### The input

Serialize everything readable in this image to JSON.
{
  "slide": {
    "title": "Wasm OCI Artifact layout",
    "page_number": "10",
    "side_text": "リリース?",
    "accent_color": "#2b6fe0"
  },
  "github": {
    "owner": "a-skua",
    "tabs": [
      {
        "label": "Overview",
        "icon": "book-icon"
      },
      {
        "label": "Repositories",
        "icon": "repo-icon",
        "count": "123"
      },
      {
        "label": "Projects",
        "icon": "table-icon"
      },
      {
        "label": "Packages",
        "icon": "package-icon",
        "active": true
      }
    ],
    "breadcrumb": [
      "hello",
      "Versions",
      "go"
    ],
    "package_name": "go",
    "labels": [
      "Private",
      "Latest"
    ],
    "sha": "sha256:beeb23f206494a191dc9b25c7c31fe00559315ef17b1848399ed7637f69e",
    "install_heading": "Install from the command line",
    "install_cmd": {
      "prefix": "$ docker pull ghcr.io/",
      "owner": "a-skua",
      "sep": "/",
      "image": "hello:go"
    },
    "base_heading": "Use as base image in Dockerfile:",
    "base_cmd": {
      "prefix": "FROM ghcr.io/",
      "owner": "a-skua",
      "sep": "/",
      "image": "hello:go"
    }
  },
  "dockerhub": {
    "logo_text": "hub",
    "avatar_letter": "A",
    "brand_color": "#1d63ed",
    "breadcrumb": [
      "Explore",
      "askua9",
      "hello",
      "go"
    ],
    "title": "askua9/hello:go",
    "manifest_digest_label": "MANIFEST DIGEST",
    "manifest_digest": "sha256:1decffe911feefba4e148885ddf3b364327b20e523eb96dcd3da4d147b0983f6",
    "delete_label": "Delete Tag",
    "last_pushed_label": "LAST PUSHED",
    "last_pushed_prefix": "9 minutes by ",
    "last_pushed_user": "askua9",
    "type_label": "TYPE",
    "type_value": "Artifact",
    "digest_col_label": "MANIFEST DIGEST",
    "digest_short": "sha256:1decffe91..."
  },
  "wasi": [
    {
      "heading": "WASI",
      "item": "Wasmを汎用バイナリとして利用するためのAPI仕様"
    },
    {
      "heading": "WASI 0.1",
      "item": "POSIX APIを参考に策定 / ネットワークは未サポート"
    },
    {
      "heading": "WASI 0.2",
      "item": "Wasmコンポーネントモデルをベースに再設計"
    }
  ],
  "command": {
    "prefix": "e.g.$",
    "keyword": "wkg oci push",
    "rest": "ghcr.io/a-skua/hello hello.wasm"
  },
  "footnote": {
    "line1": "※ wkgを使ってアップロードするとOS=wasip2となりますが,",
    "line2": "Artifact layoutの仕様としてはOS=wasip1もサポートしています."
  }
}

######

Answer with a single number: the count of lines holding the word "item".

Solution to the exercise. 3